PROBLEM DETAILS: Copy out each line of the material in which the word "Asian" appears.

DATASET EXTRACT:

▬▬▬▬▬▬

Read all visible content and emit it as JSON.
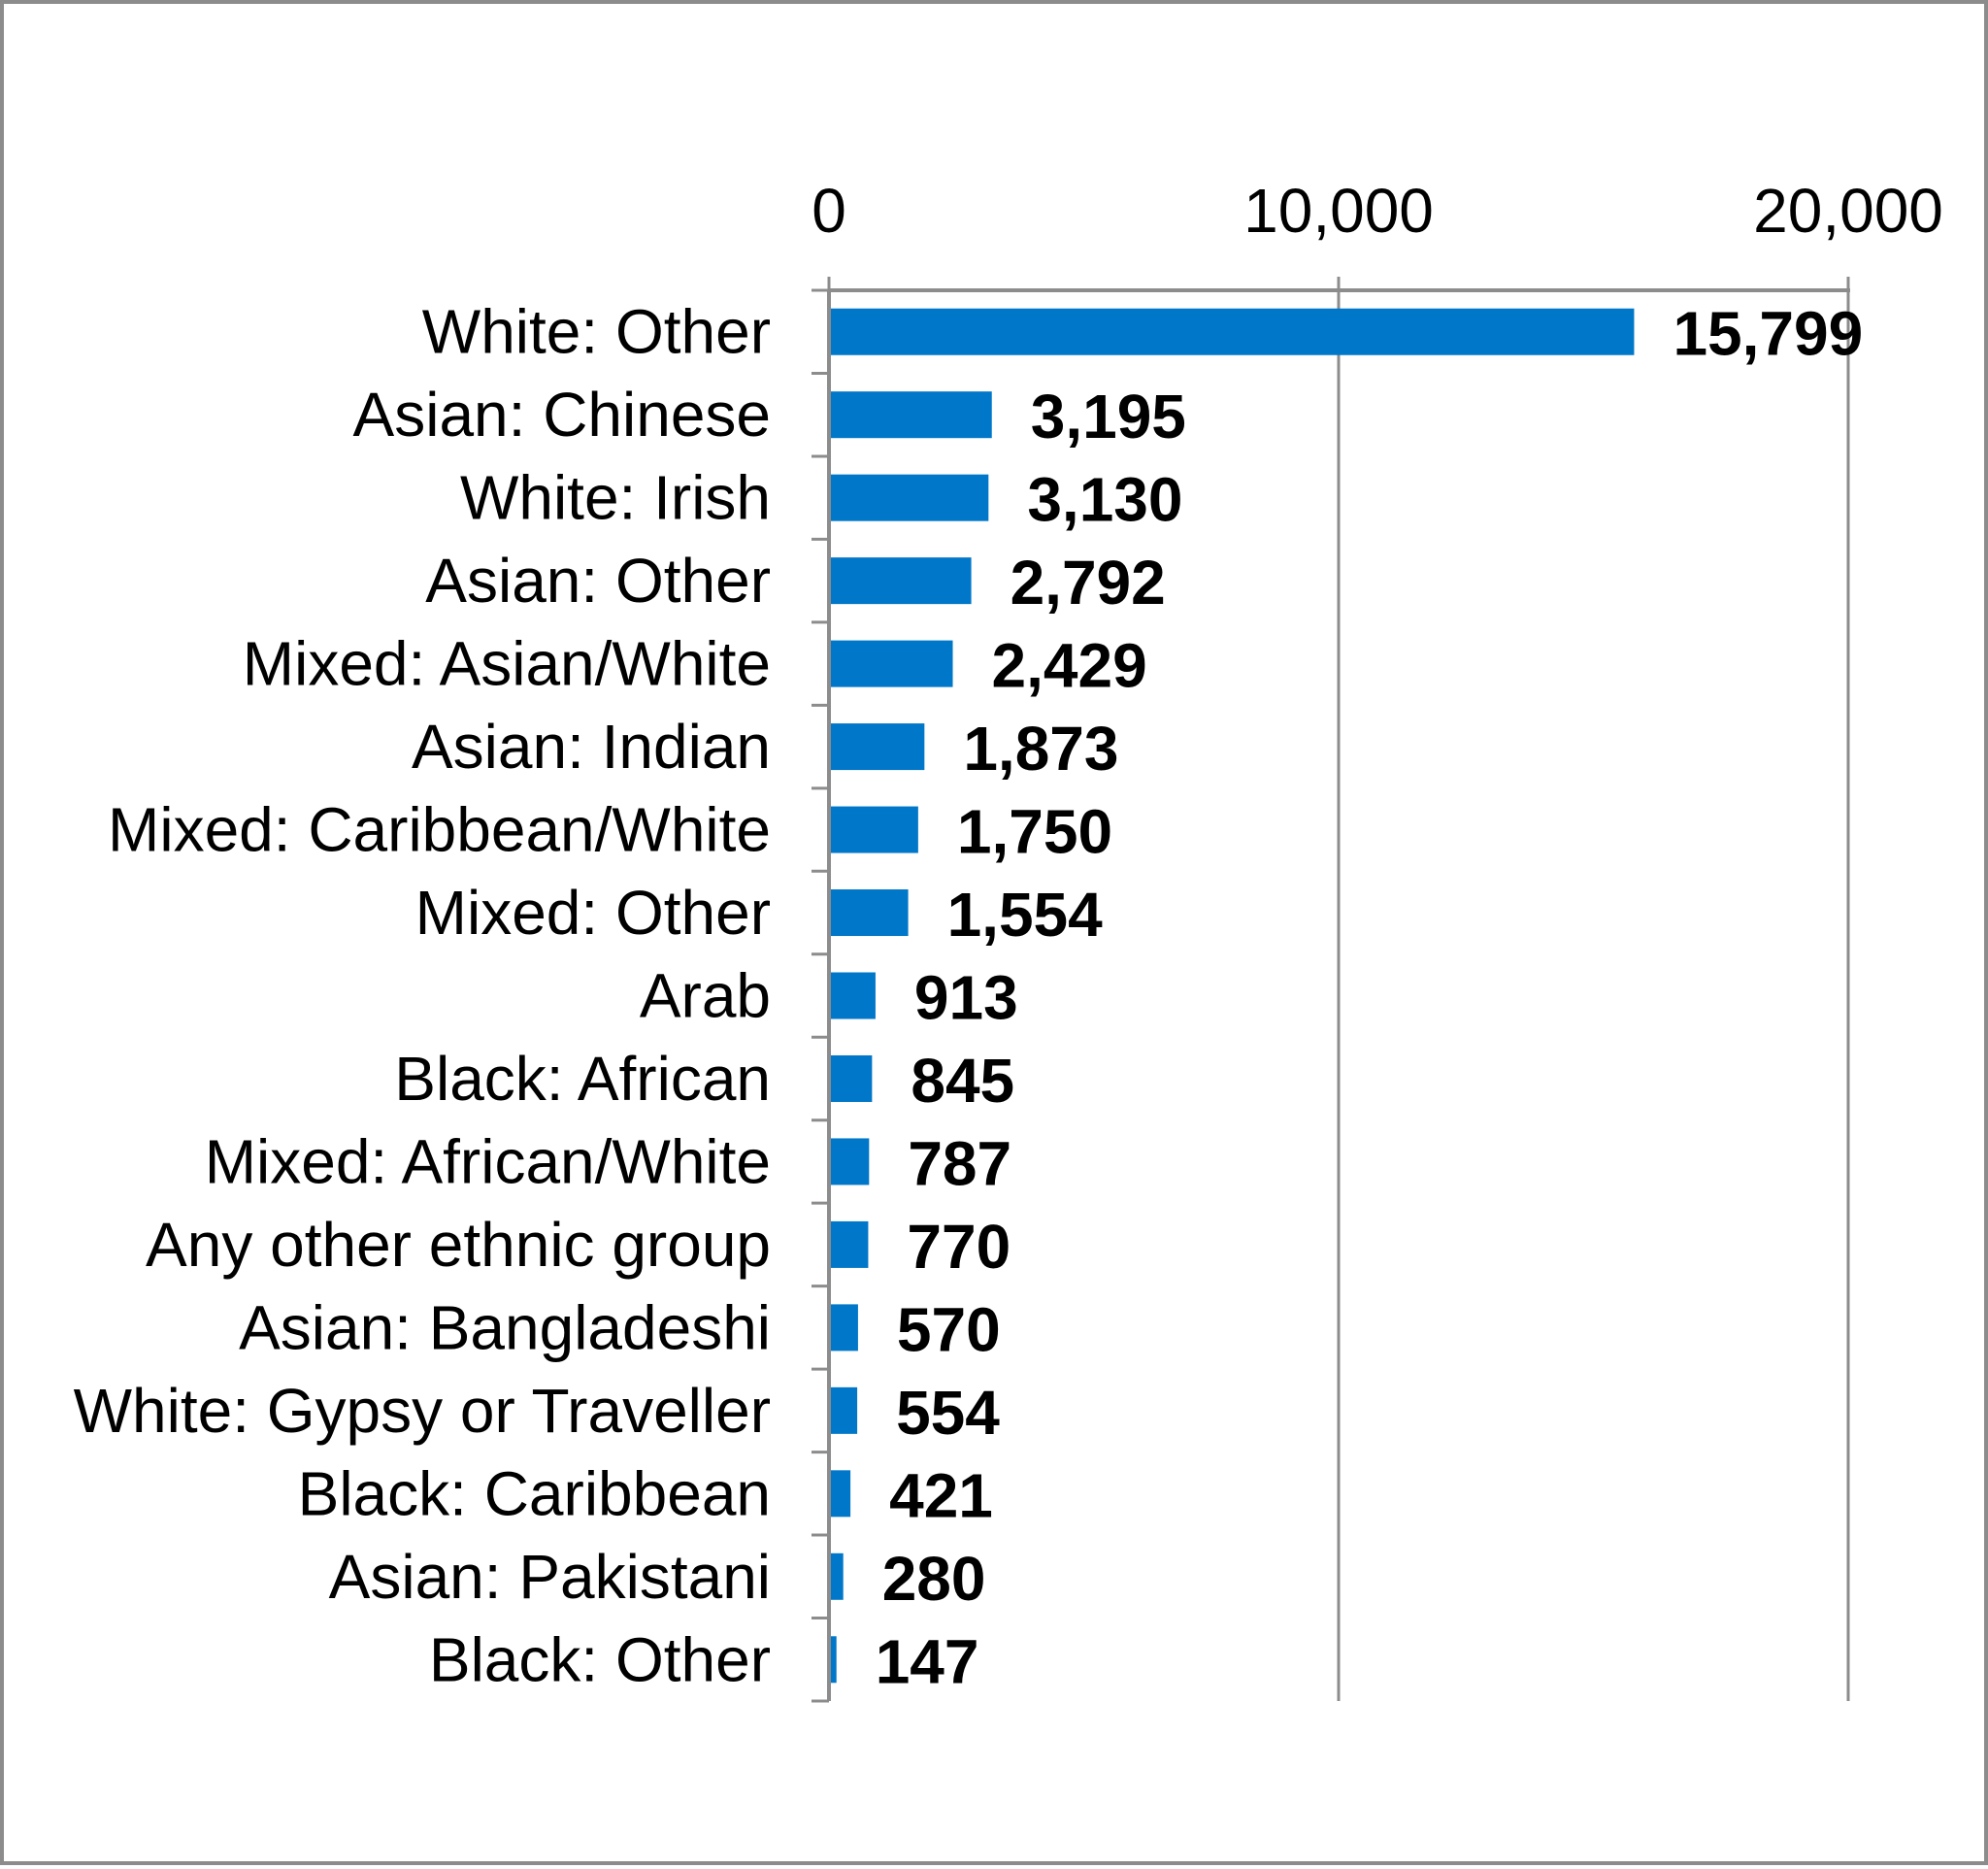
{
  "chart_data": {
    "type": "bar",
    "orientation": "horizontal",
    "categories": [
      "White: Other",
      "Asian: Chinese",
      "White: Irish",
      "Asian: Other",
      "Mixed: Asian/White",
      "Asian: Indian",
      "Mixed: Caribbean/White",
      "Mixed: Other",
      "Arab",
      "Black: African",
      "Mixed: African/White",
      "Any other ethnic group",
      "Asian: Bangladeshi",
      "White: Gypsy or Traveller",
      "Black: Caribbean",
      "Asian: Pakistani",
      "Black: Other"
    ],
    "values": [
      15799,
      3195,
      3130,
      2792,
      2429,
      1873,
      1750,
      1554,
      913,
      845,
      787,
      770,
      570,
      554,
      421,
      280,
      147
    ],
    "value_labels": [
      "15,799",
      "3,195",
      "3,130",
      "2,792",
      "2,429",
      "1,873",
      "1,750",
      "1,554",
      "913",
      "845",
      "787",
      "770",
      "570",
      "554",
      "421",
      "280",
      "147"
    ],
    "x_ticks": [
      0,
      10000,
      20000
    ],
    "x_tick_labels": [
      "0",
      "10,000",
      "20,000"
    ],
    "xlim": [
      0,
      20000
    ],
    "x_axis_position": "top",
    "grid": true,
    "legend": "none",
    "bar_color": "#0077c8"
  }
}
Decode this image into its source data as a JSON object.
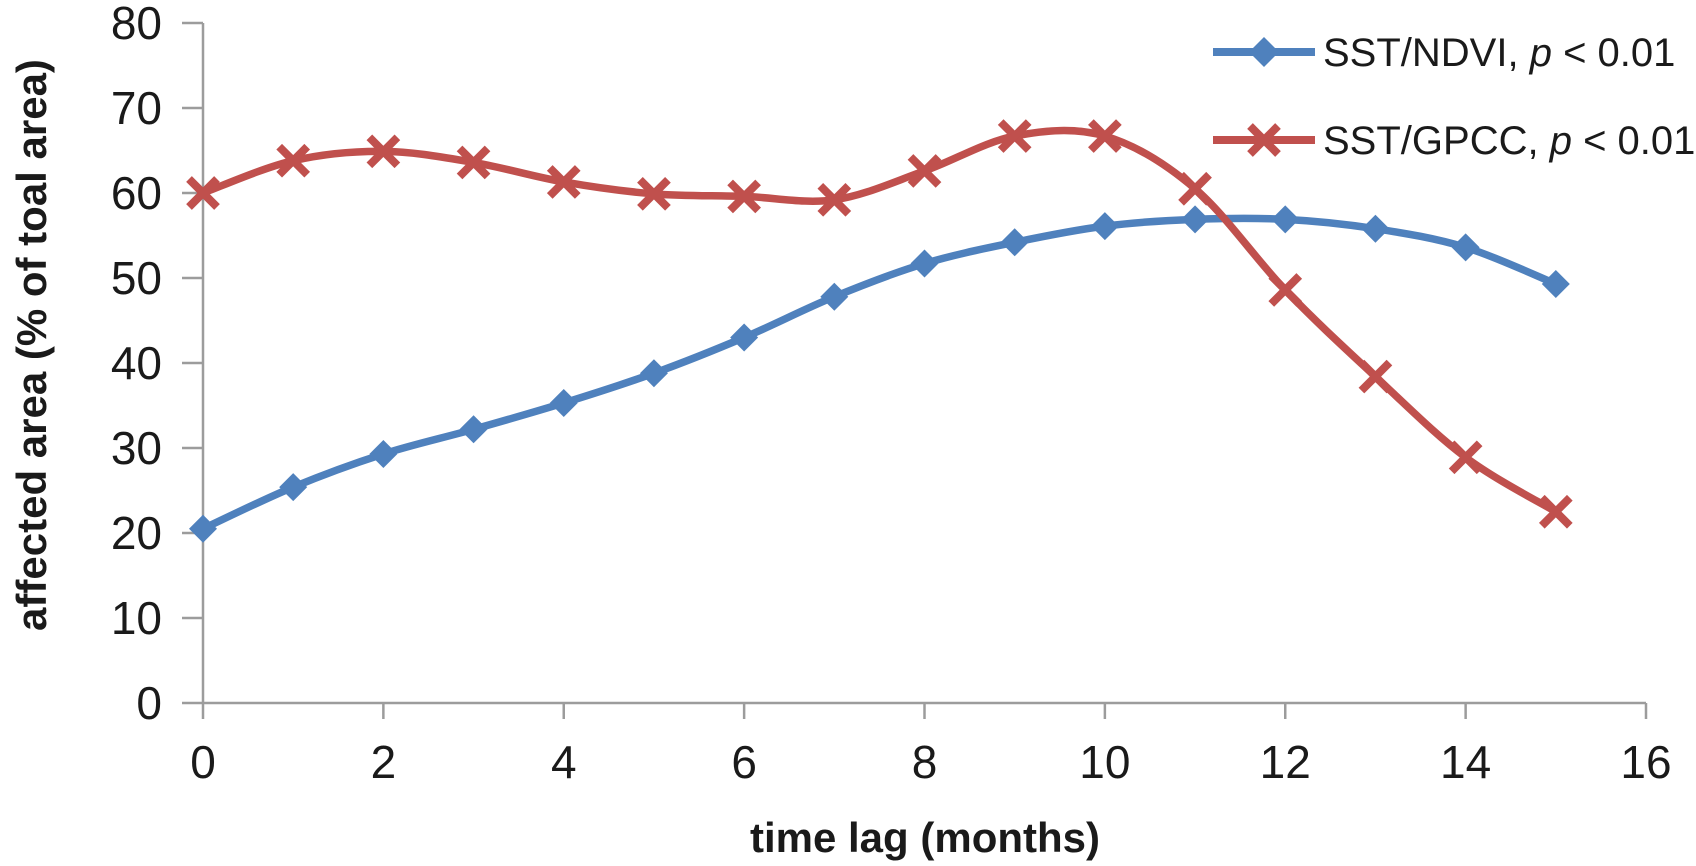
{
  "chart_data": {
    "type": "line",
    "x": [
      0,
      1,
      2,
      3,
      4,
      5,
      6,
      7,
      8,
      9,
      10,
      11,
      12,
      13,
      14,
      15
    ],
    "series": [
      {
        "name": "SST/NDVI, p < 0.01",
        "color": "#4F81BD",
        "marker": "diamond",
        "smooth": true,
        "values": [
          20.5,
          25.4,
          29.3,
          32.2,
          35.3,
          38.8,
          43.0,
          47.8,
          51.7,
          54.2,
          56.1,
          56.9,
          56.9,
          55.8,
          53.6,
          49.3
        ]
      },
      {
        "name": "SST/GPCC, p < 0.01",
        "color": "#C0504D",
        "marker": "x",
        "smooth": true,
        "values": [
          60.0,
          63.8,
          64.9,
          63.6,
          61.3,
          59.9,
          59.6,
          59.2,
          62.6,
          66.7,
          66.7,
          60.5,
          48.6,
          38.4,
          28.9,
          22.5
        ]
      }
    ],
    "title": "",
    "xlabel": "time lag (months)",
    "ylabel": "affected area (% of toal area)",
    "xlim": [
      0,
      16
    ],
    "ylim": [
      0,
      80
    ],
    "xticks": [
      0,
      2,
      4,
      6,
      8,
      10,
      12,
      14,
      16
    ],
    "yticks": [
      0,
      10,
      20,
      30,
      40,
      50,
      60,
      70,
      80
    ],
    "grid": false,
    "legend_position": "top-right"
  },
  "legend": {
    "entries": [
      {
        "label": "SST/NDVI, p < 0.01",
        "parts": [
          {
            "t": "SST/NDVI, ",
            "italic": false
          },
          {
            "t": "p",
            "italic": true
          },
          {
            "t": " < 0.01",
            "italic": false
          }
        ]
      },
      {
        "label": "SST/GPCC, p < 0.01",
        "parts": [
          {
            "t": "SST/GPCC, ",
            "italic": false
          },
          {
            "t": "p",
            "italic": true
          },
          {
            "t": " < 0.01",
            "italic": false
          }
        ]
      }
    ]
  },
  "style": {
    "axis_color": "#9C9C9C",
    "text_color": "#1a1a1a",
    "background": "#ffffff",
    "series_blue": "#4F81BD",
    "series_red": "#C0504D"
  }
}
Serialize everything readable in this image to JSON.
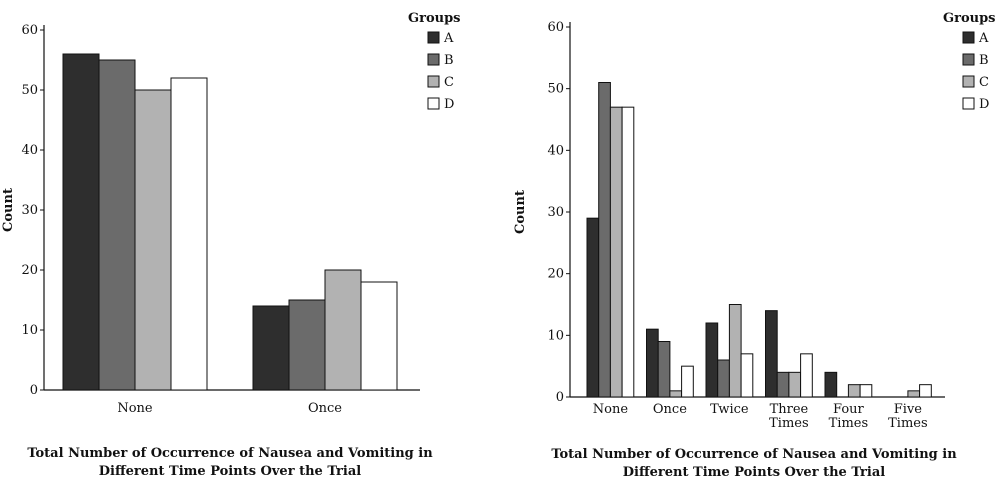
{
  "chart_data": [
    {
      "type": "bar",
      "categories": [
        "None",
        "Once"
      ],
      "series": [
        {
          "name": "A",
          "values": [
            56,
            14
          ]
        },
        {
          "name": "B",
          "values": [
            55,
            15
          ]
        },
        {
          "name": "C",
          "values": [
            50,
            20
          ]
        },
        {
          "name": "D",
          "values": [
            52,
            18
          ]
        }
      ],
      "ylabel": "Count",
      "xlabel_lines": [
        "Total Number of Occurrence of Nausea and Vomiting in",
        "Different Time Points Over the Trial"
      ],
      "ylim": [
        0,
        60
      ],
      "yticks": [
        0,
        10,
        20,
        30,
        40,
        50,
        60
      ],
      "legend_title": "Groups",
      "legend_position": "top-right",
      "grid": false
    },
    {
      "type": "bar",
      "categories": [
        "None",
        "Once",
        "Twice",
        "Three Times",
        "Four Times",
        "Five Times"
      ],
      "series": [
        {
          "name": "A",
          "values": [
            29,
            11,
            12,
            14,
            4,
            0
          ]
        },
        {
          "name": "B",
          "values": [
            51,
            9,
            6,
            4,
            0,
            0
          ]
        },
        {
          "name": "C",
          "values": [
            47,
            1,
            15,
            4,
            2,
            1
          ]
        },
        {
          "name": "D",
          "values": [
            47,
            5,
            7,
            7,
            2,
            2
          ]
        }
      ],
      "ylabel": "Count",
      "xlabel_lines": [
        "Total Number of Occurrence of Nausea and Vomiting in",
        "Different Time Points Over the Trial"
      ],
      "ylim": [
        0,
        60
      ],
      "yticks": [
        0,
        10,
        20,
        30,
        40,
        50,
        60
      ],
      "legend_title": "Groups",
      "legend_position": "top-right",
      "grid": false
    }
  ],
  "colors": {
    "A": "#2e2e2e",
    "B": "#6b6b6b",
    "C": "#b2b2b2",
    "D": "#ffffff",
    "stroke": "#111111"
  }
}
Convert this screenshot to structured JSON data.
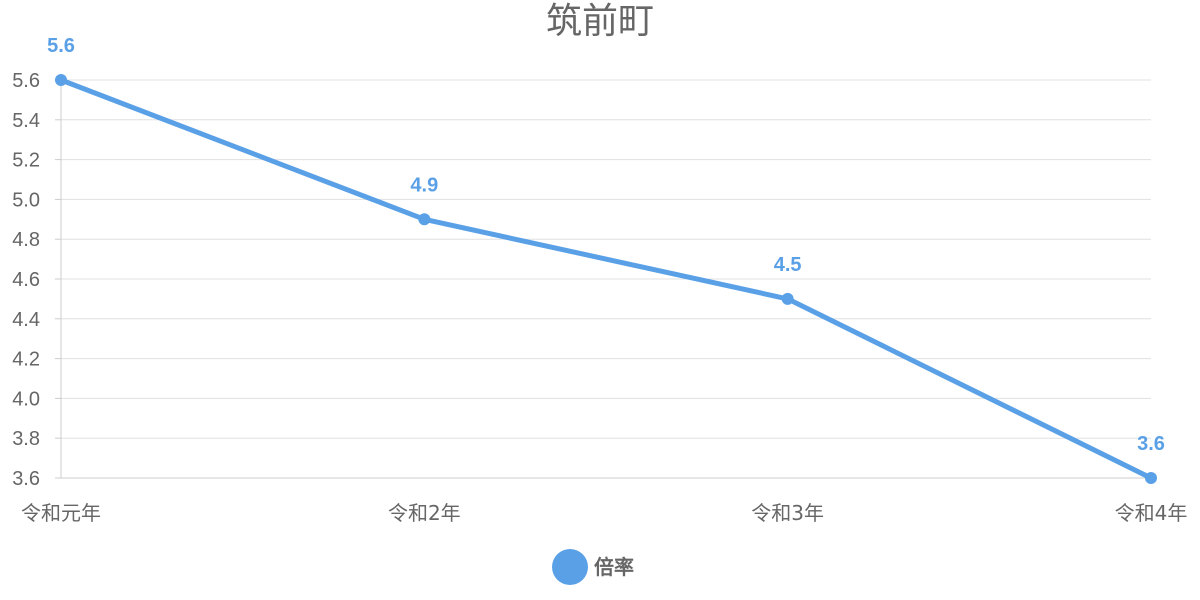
{
  "chart_data": {
    "type": "line",
    "title": "筑前町",
    "xlabel": "",
    "ylabel": "",
    "categories": [
      "令和元年",
      "令和2年",
      "令和3年",
      "令和4年"
    ],
    "series": [
      {
        "name": "倍率",
        "values": [
          5.6,
          4.9,
          4.5,
          3.6
        ]
      }
    ],
    "data_labels": [
      "5.6",
      "4.9",
      "4.5",
      "3.6"
    ],
    "ylim": [
      3.6,
      5.6
    ],
    "yticks": [
      {
        "value": 3.6,
        "label": "3.6"
      },
      {
        "value": 3.8,
        "label": "3.8"
      },
      {
        "value": 4.0,
        "label": "4.0"
      },
      {
        "value": 4.2,
        "label": "4.2"
      },
      {
        "value": 4.4,
        "label": "4.4"
      },
      {
        "value": 4.6,
        "label": "4.6"
      },
      {
        "value": 4.8,
        "label": "4.8"
      },
      {
        "value": 5.0,
        "label": "5.0"
      },
      {
        "value": 5.2,
        "label": "5.2"
      },
      {
        "value": 5.4,
        "label": "5.4"
      },
      {
        "value": 5.6,
        "label": "5.6"
      }
    ],
    "grid": true,
    "legend_position": "bottom-center",
    "colors": {
      "series": "#5aa0e6",
      "grid": "#e0e0e0",
      "axis": "#cccccc",
      "text": "#666666"
    }
  }
}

▬▬▬▬▬▬

OUTPUT:
      "Asian: Chinese",
      "Asian: Other",
      "Mixed: Asian/White",
      "Asian: Indian",
      "Asian: Bangladeshi",
      "Asian: Pakistani",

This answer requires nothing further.